The records:
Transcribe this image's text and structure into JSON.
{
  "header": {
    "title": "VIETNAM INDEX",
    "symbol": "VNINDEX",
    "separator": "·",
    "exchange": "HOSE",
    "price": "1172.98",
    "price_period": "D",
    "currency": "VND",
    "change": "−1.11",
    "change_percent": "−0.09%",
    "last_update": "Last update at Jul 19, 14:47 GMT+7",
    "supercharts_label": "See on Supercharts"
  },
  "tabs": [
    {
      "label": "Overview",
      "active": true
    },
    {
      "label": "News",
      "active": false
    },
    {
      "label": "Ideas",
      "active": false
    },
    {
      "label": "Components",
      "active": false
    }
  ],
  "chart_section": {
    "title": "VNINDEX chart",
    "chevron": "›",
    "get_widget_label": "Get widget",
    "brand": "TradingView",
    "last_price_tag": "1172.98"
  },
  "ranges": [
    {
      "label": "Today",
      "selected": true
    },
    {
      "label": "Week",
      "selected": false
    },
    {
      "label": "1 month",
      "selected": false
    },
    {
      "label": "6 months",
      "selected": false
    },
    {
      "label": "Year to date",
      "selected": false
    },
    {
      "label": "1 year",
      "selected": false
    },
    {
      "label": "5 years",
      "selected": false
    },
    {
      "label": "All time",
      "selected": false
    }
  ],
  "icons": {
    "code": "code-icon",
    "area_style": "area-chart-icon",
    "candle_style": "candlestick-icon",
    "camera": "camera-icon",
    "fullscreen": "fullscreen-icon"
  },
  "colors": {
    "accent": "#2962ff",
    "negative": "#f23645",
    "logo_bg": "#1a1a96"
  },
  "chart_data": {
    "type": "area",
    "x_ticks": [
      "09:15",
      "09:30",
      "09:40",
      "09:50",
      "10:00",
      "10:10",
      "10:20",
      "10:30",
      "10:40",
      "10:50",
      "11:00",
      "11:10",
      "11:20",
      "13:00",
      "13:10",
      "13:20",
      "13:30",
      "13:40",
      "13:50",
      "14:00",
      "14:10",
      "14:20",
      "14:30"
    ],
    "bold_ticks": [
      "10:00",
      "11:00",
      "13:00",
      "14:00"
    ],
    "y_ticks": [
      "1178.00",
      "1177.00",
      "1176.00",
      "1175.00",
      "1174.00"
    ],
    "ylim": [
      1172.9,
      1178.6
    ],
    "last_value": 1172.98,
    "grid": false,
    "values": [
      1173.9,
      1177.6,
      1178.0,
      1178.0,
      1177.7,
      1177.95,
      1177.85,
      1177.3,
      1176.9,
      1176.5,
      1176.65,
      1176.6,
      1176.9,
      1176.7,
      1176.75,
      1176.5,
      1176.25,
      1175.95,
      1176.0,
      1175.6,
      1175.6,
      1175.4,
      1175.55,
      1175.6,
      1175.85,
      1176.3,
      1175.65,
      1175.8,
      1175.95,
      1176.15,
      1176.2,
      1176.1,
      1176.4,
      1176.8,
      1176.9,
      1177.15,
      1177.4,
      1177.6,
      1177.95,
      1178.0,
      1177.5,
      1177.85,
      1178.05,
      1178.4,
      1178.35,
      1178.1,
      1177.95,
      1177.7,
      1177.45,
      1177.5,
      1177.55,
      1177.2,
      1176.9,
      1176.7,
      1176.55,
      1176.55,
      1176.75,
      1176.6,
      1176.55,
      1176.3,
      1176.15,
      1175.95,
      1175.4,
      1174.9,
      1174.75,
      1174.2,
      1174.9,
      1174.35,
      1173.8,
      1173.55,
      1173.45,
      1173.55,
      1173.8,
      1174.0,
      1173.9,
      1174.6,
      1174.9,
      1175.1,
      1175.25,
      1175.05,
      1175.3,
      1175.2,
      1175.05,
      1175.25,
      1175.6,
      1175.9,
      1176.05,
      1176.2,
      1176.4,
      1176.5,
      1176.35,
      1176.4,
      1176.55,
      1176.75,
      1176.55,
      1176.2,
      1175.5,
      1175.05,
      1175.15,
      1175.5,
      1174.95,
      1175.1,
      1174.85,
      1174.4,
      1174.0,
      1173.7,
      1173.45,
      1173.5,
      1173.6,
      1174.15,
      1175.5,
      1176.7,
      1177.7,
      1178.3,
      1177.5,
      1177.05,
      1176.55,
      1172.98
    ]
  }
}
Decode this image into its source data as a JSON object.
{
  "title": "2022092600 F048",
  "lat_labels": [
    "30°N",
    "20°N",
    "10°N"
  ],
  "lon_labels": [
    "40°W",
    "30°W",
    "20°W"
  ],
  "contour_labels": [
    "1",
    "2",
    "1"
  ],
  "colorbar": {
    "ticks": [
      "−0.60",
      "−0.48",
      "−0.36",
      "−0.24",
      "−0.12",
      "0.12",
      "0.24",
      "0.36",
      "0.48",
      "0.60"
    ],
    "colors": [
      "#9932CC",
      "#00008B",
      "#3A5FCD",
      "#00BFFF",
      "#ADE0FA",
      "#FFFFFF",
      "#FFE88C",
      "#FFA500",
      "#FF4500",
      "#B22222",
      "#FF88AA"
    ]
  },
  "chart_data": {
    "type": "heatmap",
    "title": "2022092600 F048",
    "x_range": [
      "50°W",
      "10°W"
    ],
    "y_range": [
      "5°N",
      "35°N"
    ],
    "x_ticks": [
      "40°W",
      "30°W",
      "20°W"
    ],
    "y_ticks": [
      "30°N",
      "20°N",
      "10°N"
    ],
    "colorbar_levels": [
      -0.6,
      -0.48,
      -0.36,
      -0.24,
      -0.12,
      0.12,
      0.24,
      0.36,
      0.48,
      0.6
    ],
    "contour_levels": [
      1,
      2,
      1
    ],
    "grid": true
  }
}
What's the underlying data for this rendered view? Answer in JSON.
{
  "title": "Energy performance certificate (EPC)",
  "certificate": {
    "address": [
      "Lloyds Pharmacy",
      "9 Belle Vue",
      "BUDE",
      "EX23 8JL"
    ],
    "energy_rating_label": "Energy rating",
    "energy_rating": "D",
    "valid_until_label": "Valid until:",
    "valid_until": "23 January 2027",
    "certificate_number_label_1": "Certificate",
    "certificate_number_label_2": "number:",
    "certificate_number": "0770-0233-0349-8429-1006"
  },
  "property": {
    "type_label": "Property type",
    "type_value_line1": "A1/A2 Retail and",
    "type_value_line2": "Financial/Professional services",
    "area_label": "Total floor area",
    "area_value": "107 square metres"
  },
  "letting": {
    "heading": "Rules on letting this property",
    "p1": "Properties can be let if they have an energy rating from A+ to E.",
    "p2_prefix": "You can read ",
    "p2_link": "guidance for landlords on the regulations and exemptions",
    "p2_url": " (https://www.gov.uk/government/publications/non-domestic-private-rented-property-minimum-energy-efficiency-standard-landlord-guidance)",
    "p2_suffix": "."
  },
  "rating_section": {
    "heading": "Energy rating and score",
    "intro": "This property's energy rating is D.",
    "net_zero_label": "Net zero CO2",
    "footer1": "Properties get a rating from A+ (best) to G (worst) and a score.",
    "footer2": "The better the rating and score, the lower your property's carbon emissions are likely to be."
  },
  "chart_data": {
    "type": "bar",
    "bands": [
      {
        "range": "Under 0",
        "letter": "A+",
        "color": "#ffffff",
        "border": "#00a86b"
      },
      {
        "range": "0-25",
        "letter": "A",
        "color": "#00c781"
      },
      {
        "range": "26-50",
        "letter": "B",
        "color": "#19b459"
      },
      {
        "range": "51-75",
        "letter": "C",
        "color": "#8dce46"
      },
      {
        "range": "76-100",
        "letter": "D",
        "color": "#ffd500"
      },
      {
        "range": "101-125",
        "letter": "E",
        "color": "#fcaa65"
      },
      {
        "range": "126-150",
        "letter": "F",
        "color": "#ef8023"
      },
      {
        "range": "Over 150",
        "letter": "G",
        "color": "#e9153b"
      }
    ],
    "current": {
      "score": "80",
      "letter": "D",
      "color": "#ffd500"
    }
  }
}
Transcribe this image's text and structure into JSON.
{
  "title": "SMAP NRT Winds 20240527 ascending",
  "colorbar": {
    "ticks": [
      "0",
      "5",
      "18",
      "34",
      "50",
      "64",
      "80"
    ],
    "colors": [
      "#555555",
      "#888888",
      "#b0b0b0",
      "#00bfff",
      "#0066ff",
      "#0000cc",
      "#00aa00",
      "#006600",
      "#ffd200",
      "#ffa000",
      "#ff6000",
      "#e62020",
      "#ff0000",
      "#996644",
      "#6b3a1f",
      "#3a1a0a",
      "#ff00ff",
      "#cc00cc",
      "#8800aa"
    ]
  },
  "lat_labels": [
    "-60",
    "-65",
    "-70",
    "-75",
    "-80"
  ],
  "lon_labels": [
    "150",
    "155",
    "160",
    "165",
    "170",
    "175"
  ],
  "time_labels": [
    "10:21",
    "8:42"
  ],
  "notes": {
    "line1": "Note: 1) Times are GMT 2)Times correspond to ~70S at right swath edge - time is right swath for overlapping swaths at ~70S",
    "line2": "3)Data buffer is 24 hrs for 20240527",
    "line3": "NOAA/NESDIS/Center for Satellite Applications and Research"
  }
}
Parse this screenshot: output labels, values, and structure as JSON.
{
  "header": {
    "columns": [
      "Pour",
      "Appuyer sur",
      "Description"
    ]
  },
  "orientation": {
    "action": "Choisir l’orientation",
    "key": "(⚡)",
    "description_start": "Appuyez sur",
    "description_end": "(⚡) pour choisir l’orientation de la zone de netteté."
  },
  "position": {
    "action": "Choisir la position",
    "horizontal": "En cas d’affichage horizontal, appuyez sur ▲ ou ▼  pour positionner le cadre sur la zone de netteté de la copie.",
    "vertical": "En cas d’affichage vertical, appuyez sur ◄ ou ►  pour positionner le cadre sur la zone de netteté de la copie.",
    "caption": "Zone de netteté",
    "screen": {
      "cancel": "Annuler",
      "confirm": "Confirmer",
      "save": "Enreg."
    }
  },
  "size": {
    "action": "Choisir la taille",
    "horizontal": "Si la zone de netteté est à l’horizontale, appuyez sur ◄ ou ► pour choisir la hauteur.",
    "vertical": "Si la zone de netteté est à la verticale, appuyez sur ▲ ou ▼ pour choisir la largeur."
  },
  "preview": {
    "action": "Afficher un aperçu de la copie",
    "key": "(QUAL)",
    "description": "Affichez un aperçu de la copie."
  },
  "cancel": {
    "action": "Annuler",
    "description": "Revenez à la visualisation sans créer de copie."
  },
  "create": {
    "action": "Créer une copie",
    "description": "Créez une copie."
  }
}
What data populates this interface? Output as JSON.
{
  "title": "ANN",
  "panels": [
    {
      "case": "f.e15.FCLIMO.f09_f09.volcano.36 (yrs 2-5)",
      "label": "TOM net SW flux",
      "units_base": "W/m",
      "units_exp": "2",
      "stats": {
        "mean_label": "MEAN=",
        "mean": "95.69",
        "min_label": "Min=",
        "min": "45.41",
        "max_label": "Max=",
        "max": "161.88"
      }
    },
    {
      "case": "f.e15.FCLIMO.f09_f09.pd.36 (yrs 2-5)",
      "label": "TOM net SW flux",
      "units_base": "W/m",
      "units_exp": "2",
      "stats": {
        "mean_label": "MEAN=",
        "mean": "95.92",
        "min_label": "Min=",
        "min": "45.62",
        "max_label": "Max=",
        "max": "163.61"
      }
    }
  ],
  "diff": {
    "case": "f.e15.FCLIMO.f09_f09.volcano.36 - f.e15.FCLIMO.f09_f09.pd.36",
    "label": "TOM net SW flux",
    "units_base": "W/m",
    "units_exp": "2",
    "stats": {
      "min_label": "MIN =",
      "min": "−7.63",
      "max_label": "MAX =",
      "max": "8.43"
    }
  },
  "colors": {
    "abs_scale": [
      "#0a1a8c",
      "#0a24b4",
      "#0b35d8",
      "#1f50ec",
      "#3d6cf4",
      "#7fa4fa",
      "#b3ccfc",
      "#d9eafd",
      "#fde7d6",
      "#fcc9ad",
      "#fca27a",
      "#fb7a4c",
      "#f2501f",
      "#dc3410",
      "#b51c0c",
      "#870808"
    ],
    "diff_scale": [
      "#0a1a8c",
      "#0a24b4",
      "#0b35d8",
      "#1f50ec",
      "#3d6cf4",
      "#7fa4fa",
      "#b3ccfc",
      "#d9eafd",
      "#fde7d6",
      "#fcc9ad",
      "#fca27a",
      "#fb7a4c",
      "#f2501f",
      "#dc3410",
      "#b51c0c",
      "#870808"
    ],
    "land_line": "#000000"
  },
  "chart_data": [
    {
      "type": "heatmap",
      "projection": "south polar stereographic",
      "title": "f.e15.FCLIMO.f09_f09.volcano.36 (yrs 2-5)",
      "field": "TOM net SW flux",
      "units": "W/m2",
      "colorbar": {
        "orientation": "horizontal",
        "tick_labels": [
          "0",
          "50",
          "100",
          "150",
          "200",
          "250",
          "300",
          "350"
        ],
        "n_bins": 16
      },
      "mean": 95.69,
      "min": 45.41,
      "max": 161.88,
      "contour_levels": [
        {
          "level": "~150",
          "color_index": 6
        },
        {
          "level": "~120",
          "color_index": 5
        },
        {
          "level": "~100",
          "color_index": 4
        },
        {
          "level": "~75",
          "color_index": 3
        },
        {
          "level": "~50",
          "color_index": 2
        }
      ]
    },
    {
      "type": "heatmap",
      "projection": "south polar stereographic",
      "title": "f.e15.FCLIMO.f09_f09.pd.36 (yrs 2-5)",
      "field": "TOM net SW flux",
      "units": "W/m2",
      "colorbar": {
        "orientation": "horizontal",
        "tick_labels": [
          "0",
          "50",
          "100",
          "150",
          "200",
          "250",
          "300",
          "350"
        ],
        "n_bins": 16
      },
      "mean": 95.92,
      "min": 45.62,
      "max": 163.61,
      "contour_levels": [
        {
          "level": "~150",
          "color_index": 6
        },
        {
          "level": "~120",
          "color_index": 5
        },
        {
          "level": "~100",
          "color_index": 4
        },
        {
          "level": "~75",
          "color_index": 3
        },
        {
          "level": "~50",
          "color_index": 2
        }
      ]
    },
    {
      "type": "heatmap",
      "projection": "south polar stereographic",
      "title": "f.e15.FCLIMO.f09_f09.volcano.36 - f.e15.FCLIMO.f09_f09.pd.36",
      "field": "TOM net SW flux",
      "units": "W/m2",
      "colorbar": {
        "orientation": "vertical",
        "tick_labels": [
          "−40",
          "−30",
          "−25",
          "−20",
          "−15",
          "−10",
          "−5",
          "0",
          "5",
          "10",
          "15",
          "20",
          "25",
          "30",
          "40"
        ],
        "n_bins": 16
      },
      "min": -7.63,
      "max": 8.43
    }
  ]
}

Set task: Look over the listing above. Pick out and copy every line that includes "positionner".

Solved exercise:
    "horizontal": "En cas d’affichage horizontal, appuyez sur ▲ ou ▼  pour positionner le cadre sur la zone de netteté de la copie.",
    "vertical": "En cas d’affichage vertical, appuyez sur ◄ ou ►  pour positionner le cadre sur la zone de netteté de la copie.",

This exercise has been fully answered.